Quoted passage:
Irak

Another Easter Away - Iraqi Family Marks Another Year as Refugees

It is early evening in Amman as Habib settles into the gray couch of his small living room, still wearing his dark Sunday suit. While Christians the world over celebrate the resurrection of Christ, it is a quiet Easter of sweet tea and cookies for Habib and his family - the ninth now they have spent as Iraqi refugees in Jordan.

For Habib - who asked that his last name not be used - this Easter is a reminder both of what he has, and what he has lost. Having escaped Iraq in 1998, five years before the bloodshed that has racked that country since 2003, Habib is thankful for the safety of his family. But with his two oldest sons living in Europe, he cannot help but feel the loss of their absence.

"In Iraq, we spent all of our Easters at my brother's house, with relatives," Habib recalled of the years before war and sanctions began making life in Iraq unbearable. "But we don't have a good Easter here, because my two sons are far from us." A customs clearing agent in Baghdad for ten years, Habib was responsible for applying duty to imports - imports that all but disappeared after sanctions against Iraq took hold in the wake of the 1991 Gulf War.

Aside from shipments of tires and construction materials from other Gulf States, Habib says, there was little in the way of work. "If you haven't any customers, there is no business," Habib said. With conditions steadily worsening in Iraq, and prices rising, his two oldest sons fled to Jordan in 1994. From there they made their way to Denmark two years later, where they now have citizenship. With four other children to care for in Iraq, Habib began planning to leave the country.

"There was not any future for our children there," Habib said. "When any boy finished school, he must go into the army. There were not any jobs for them."

Problem: Continue the article about an Iraqi refugee family's Easter in Amman, starting after its last sentence.

Extracted entries:
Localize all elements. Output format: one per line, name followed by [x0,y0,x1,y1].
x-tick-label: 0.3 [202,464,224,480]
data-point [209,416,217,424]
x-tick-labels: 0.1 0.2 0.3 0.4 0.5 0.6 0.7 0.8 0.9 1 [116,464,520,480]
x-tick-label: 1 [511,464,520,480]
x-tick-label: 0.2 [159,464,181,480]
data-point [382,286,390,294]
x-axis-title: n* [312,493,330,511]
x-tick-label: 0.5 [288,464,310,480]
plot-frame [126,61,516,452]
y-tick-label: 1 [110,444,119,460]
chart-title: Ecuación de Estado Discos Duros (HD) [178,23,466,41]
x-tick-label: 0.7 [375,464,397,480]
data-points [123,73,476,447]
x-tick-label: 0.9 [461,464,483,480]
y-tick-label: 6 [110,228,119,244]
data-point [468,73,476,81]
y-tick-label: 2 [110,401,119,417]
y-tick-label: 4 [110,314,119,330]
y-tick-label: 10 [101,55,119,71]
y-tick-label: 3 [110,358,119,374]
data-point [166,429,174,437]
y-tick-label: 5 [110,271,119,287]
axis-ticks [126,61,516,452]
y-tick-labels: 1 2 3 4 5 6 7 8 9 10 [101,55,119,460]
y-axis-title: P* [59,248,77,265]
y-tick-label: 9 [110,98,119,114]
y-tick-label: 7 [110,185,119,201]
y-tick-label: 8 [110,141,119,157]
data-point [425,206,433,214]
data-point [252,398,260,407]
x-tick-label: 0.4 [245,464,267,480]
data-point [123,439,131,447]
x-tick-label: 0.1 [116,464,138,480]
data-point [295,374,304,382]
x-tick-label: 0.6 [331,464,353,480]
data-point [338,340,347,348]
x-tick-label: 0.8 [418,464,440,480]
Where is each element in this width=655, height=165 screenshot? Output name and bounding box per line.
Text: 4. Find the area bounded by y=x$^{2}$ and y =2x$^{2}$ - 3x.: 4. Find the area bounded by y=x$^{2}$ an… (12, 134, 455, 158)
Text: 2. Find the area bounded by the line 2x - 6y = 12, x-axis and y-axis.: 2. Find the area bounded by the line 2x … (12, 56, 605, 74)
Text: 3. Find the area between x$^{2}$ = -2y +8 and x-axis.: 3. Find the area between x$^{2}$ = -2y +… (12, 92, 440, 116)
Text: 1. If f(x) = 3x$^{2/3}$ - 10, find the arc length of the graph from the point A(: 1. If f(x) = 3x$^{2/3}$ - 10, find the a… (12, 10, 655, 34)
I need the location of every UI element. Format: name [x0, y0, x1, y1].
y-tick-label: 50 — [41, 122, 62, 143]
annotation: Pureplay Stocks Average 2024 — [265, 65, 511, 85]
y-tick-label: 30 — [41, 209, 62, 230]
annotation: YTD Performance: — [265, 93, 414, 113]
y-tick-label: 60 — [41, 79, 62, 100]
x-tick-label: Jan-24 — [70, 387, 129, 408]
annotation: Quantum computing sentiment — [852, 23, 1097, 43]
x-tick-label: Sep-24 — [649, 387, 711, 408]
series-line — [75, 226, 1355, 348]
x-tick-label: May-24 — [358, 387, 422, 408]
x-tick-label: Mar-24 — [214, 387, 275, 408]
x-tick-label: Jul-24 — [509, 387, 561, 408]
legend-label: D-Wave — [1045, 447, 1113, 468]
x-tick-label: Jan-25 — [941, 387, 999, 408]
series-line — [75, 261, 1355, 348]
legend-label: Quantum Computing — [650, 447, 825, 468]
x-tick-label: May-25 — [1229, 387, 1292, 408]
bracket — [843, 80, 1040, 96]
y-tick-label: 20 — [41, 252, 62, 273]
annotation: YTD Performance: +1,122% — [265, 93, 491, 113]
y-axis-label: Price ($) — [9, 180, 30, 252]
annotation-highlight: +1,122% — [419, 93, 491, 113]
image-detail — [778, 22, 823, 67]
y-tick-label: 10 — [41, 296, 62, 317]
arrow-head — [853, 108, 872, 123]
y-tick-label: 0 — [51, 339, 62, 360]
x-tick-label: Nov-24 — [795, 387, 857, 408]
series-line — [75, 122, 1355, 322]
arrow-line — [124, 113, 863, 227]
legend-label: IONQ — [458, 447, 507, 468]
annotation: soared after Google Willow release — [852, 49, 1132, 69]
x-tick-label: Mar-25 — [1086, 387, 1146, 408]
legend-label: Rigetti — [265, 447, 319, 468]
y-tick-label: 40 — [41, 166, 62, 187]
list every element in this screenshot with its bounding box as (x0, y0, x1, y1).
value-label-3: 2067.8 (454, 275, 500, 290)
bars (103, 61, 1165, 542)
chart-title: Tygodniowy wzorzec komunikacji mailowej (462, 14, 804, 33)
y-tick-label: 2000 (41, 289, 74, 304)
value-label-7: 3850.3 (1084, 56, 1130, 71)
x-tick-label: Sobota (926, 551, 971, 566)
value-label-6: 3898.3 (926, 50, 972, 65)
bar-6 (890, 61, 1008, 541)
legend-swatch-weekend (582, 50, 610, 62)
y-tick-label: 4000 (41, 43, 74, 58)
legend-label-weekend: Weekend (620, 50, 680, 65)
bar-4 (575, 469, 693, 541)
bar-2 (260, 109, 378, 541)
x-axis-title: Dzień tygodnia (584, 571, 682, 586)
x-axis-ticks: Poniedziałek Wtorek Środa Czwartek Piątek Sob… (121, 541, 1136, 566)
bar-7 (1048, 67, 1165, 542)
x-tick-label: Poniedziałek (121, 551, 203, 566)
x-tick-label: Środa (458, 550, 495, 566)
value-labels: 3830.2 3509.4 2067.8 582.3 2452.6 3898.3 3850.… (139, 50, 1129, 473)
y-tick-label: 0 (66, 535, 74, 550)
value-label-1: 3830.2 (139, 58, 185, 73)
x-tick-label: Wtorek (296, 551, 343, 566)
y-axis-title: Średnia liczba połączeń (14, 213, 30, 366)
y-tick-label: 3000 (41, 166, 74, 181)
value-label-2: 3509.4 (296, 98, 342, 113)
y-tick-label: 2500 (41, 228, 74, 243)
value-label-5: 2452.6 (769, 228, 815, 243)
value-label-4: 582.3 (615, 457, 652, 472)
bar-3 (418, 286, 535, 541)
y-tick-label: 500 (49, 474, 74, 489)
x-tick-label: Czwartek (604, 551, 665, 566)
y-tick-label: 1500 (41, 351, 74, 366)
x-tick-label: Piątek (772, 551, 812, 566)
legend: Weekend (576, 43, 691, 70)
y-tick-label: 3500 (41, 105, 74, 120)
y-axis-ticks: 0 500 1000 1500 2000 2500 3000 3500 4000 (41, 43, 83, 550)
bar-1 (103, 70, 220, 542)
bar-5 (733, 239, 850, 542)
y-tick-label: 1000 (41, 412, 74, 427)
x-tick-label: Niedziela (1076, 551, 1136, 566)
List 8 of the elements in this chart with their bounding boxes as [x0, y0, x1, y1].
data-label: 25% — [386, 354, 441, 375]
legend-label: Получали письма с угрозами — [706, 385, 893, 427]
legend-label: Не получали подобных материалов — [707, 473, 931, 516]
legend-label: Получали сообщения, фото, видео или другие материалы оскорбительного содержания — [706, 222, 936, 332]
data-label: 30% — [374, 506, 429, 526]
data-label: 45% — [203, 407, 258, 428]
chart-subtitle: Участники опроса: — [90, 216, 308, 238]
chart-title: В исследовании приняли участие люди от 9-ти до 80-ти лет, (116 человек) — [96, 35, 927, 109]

Exercise result:
Fleeing Iraq for Jordan two years later, Habib and his family found the first of many apartments they were to call home. Today, they find themselves among the estimated 750,000 Iraqi refugees living in Jordan - some of the two million Iraqis the United Nations estimates have fled since 2003.

Another 1.7 million remain displaced within Iraq, a figure the UN says is likely to climb to 2.3 million by the end of this year. Many fled to Jordan, which along with neighboring Syria has taken in the majority of the refugees. And though this is the largest long-term population movement in the Middle East since the displacement of the Palestinians in 1948, there are no outward signs of the tremendous influx this country of less than six million people has absorbed.

In Jordan, refugees have found homes and apartments and settled into a life of legal limbo, due in large part to increasingly stringent laws which make it nearly impossible for most refugees to gain legal status. "How can I work?" Habib says. "With [whom] can I work? They don't give me any permission to work here." Having overstayed his original six-month entry visa granted to him by the Jordanian authorities, Habib, like most Iraqis here, is now living illegally.

Unable to work, he and his family depend on the odd jobs his son Emile picks up, living constantly with the fear of being deported if he is caught working. Having moved now five times in nine years in search of affordable apartments in decent neighborhoods, it is a life that has taken a toll on Habib. "I sold my home and came here. We lived on that money for awhile," Habib said. "Now we would go to any country, me and my family, to live in peace, not war."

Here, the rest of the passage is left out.